**Exercise details:** Reproduce all of the material below verbatim, keeping every line in its original order.

━━━━━━━━━━━━━━━━━━━━━━━━━━━━━━

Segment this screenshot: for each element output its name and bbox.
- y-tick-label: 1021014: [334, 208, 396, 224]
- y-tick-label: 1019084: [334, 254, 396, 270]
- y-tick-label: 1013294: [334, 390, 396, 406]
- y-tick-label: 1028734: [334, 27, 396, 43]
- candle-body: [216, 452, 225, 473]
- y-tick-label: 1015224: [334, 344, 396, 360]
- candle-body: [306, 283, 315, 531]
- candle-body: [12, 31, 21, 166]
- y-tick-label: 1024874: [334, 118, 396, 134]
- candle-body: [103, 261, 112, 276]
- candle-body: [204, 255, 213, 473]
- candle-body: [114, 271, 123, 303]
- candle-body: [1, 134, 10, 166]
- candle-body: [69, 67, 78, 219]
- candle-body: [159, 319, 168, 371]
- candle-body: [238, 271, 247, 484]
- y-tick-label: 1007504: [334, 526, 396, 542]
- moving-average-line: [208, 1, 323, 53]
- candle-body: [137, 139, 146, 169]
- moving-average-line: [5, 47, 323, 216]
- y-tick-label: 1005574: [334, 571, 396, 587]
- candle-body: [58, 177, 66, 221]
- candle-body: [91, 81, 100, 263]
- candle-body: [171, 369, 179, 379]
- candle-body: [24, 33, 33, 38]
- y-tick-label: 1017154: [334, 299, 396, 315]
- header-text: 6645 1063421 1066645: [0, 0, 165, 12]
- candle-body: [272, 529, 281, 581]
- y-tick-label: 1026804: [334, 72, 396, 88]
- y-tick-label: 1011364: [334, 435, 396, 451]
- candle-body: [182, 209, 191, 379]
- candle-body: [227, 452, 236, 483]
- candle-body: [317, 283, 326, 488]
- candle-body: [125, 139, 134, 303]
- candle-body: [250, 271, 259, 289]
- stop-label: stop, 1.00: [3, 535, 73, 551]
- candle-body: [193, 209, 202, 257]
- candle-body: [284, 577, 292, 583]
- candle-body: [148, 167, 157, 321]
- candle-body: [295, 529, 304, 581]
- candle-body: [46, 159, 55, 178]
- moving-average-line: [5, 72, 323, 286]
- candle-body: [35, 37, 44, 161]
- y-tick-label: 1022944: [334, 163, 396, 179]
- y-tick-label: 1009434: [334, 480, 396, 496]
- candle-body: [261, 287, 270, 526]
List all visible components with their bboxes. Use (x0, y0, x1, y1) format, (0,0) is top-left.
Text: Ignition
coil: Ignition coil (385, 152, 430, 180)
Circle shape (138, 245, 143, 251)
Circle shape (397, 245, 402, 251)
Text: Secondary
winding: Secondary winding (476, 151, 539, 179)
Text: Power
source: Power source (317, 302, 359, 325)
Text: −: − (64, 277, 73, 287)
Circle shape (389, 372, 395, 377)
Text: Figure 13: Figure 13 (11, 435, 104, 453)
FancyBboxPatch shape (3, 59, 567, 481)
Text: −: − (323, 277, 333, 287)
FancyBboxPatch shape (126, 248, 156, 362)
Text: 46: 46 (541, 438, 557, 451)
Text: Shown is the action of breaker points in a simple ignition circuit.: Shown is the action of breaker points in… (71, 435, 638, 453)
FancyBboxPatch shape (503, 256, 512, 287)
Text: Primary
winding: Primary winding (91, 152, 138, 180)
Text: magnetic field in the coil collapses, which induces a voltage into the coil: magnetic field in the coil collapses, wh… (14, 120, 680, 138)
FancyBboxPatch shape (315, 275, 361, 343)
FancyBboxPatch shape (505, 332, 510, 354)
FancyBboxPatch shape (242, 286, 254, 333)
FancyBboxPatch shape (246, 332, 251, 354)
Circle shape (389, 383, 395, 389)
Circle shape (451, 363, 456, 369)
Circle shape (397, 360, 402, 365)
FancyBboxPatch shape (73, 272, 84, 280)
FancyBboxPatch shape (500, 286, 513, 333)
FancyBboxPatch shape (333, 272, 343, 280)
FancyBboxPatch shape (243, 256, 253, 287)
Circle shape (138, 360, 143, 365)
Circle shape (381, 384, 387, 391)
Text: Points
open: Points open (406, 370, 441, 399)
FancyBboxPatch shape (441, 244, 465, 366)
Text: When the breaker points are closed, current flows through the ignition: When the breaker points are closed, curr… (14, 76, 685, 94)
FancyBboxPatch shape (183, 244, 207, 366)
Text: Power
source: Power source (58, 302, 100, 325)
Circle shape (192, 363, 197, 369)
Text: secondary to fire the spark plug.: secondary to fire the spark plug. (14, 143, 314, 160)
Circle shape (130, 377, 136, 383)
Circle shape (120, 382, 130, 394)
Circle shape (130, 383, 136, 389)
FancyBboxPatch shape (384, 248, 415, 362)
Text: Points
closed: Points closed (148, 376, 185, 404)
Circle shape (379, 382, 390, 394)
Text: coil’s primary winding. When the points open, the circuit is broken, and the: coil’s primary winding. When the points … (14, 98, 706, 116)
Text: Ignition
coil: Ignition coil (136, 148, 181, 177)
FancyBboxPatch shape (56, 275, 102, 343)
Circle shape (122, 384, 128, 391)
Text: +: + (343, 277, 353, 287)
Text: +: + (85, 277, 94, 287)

━━━━━━━━━━━━━━━━━━━━━━━━━━━━━━

**Right answer:**
Segment this screenshot: for each element output its name and bbox.
- y-tick-label: 1021014: [334, 208, 396, 224]
- y-tick-label: 1019084: [334, 254, 396, 270]
- y-tick-label: 1013294: [334, 390, 396, 406]
- y-tick-label: 1028734: [334, 27, 396, 43]
- candle-body: [216, 452, 225, 473]
- y-tick-label: 1015224: [334, 344, 396, 360]
- candle-body: [306, 283, 315, 531]
- candle-body: [12, 31, 21, 166]
- y-tick-label: 1024874: [334, 118, 396, 134]
- candle-body: [103, 261, 112, 276]
- candle-body: [204, 255, 213, 473]
- candle-body: [114, 271, 123, 303]
- candle-body: [1, 134, 10, 166]
- candle-body: [69, 67, 78, 219]
- candle-body: [159, 319, 168, 371]
- candle-body: [238, 271, 247, 484]
- y-tick-label: 1007504: [334, 526, 396, 542]
- moving-average-line: [208, 1, 323, 53]
- candle-body: [137, 139, 146, 169]
- moving-average-line: [5, 47, 323, 216]
- y-tick-label: 1005574: [334, 571, 396, 587]
- candle-body: [58, 177, 66, 221]
- candle-body: [91, 81, 100, 263]
- candle-body: [171, 369, 179, 379]
- candle-body: [24, 33, 33, 38]
- y-tick-label: 1017154: [334, 299, 396, 315]
- header-text: 6645 1063421 1066645: [0, 0, 165, 12]
- candle-body: [272, 529, 281, 581]
- y-tick-label: 1026804: [334, 72, 396, 88]
- y-tick-label: 1011364: [334, 435, 396, 451]
- candle-body: [182, 209, 191, 379]
- candle-body: [227, 452, 236, 483]
- candle-body: [317, 283, 326, 488]
- candle-body: [125, 139, 134, 303]
- candle-body: [250, 271, 259, 289]
- stop-label: stop, 1.00: [3, 535, 73, 551]
- candle-body: [193, 209, 202, 257]
- candle-body: [284, 577, 292, 583]
- candle-body: [148, 167, 157, 321]
- candle-body: [295, 529, 304, 581]
- candle-body: [46, 159, 55, 178]
- moving-average-line: [5, 72, 323, 286]
- candle-body: [35, 37, 44, 161]
- y-tick-label: 1022944: [334, 163, 396, 179]
- y-tick-label: 1009434: [334, 480, 396, 496]
- candle-body: [261, 287, 270, 526]
List all visible components with their bboxes. Use (x0, y0, x1, y1) format, (0,0) is top-left.
Text: Ignition
coil: Ignition coil (385, 152, 430, 180)
Circle shape (138, 245, 143, 251)
Circle shape (397, 245, 402, 251)
Text: Secondary
winding: Secondary winding (476, 151, 539, 179)
Text: Power
source: Power source (317, 302, 359, 325)
Text: −: − (64, 277, 73, 287)
Circle shape (389, 372, 395, 377)
Text: Figure 13: Figure 13 (11, 435, 104, 453)
FancyBboxPatch shape (3, 59, 567, 481)
Text: −: − (323, 277, 333, 287)
FancyBboxPatch shape (126, 248, 156, 362)
Text: 46: 46 (541, 438, 557, 451)
Text: Shown is the action of breaker points in a simple ignition circuit.: Shown is the action of breaker points in… (71, 435, 638, 453)
FancyBboxPatch shape (503, 256, 512, 287)
Text: Primary
winding: Primary winding (91, 152, 138, 180)
Text: magnetic field in the coil collapses, which induces a voltage into the coil: magnetic field in the coil collapses, wh… (14, 120, 680, 138)
FancyBboxPatch shape (315, 275, 361, 343)
FancyBboxPatch shape (505, 332, 510, 354)
FancyBboxPatch shape (242, 286, 254, 333)
FancyBboxPatch shape (246, 332, 251, 354)
Circle shape (389, 383, 395, 389)
Circle shape (451, 363, 456, 369)
Circle shape (397, 360, 402, 365)
FancyBboxPatch shape (73, 272, 84, 280)
FancyBboxPatch shape (500, 286, 513, 333)
FancyBboxPatch shape (333, 272, 343, 280)
FancyBboxPatch shape (243, 256, 253, 287)
Circle shape (138, 360, 143, 365)
Circle shape (381, 384, 387, 391)
Text: Points
open: Points open (406, 370, 441, 399)
FancyBboxPatch shape (441, 244, 465, 366)
Text: When the breaker points are closed, current flows through the ignition: When the breaker points are closed, curr… (14, 76, 685, 94)
FancyBboxPatch shape (183, 244, 207, 366)
Text: Power
source: Power source (58, 302, 100, 325)
Circle shape (192, 363, 197, 369)
Text: secondary to fire the spark plug.: secondary to fire the spark plug. (14, 143, 314, 160)
Circle shape (130, 377, 136, 383)
Circle shape (120, 382, 130, 394)
Circle shape (130, 383, 136, 389)
FancyBboxPatch shape (384, 248, 415, 362)
Text: Points
closed: Points closed (148, 376, 185, 404)
Circle shape (379, 382, 390, 394)
Text: coil’s primary winding. When the points open, the circuit is broken, and the: coil’s primary winding. When the points … (14, 98, 706, 116)
Text: Ignition
coil: Ignition coil (136, 148, 181, 177)
FancyBboxPatch shape (56, 275, 102, 343)
Circle shape (122, 384, 128, 391)
Text: +: + (343, 277, 353, 287)
Text: +: + (85, 277, 94, 287)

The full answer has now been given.